▸ Task directions:
Identify the lines that include the word "triangle", then copy all of them.
-----
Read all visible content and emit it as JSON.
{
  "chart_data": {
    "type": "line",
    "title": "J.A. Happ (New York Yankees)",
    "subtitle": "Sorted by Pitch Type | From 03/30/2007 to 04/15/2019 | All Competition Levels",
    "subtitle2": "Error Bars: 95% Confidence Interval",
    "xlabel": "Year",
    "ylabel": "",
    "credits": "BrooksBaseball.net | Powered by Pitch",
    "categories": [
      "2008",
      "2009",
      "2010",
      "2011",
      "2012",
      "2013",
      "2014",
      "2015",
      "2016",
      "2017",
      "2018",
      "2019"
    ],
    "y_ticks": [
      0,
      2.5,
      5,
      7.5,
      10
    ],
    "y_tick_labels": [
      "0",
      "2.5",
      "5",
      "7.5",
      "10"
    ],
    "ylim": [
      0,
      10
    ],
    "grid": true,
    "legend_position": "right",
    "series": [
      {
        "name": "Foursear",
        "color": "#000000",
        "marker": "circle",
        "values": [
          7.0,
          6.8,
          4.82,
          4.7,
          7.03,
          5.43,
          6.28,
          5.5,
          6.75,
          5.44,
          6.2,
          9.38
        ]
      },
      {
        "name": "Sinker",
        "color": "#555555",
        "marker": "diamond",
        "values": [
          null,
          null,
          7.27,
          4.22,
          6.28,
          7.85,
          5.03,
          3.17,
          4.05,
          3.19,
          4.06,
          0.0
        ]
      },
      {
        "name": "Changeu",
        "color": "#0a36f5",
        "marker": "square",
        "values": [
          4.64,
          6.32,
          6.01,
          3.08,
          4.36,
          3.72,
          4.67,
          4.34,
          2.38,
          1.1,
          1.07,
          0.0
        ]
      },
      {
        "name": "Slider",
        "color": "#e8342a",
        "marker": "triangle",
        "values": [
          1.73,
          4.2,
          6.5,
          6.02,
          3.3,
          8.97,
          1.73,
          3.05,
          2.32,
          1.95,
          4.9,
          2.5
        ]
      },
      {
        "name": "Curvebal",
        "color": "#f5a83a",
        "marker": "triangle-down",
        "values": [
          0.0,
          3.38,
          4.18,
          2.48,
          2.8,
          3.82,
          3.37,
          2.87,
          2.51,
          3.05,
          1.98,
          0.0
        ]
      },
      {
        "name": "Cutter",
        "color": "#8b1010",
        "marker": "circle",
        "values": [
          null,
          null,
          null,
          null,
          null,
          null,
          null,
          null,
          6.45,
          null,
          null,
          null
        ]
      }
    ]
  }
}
-----
▸ The output:
        "marker": "triangle",
        "marker": "triangle-down",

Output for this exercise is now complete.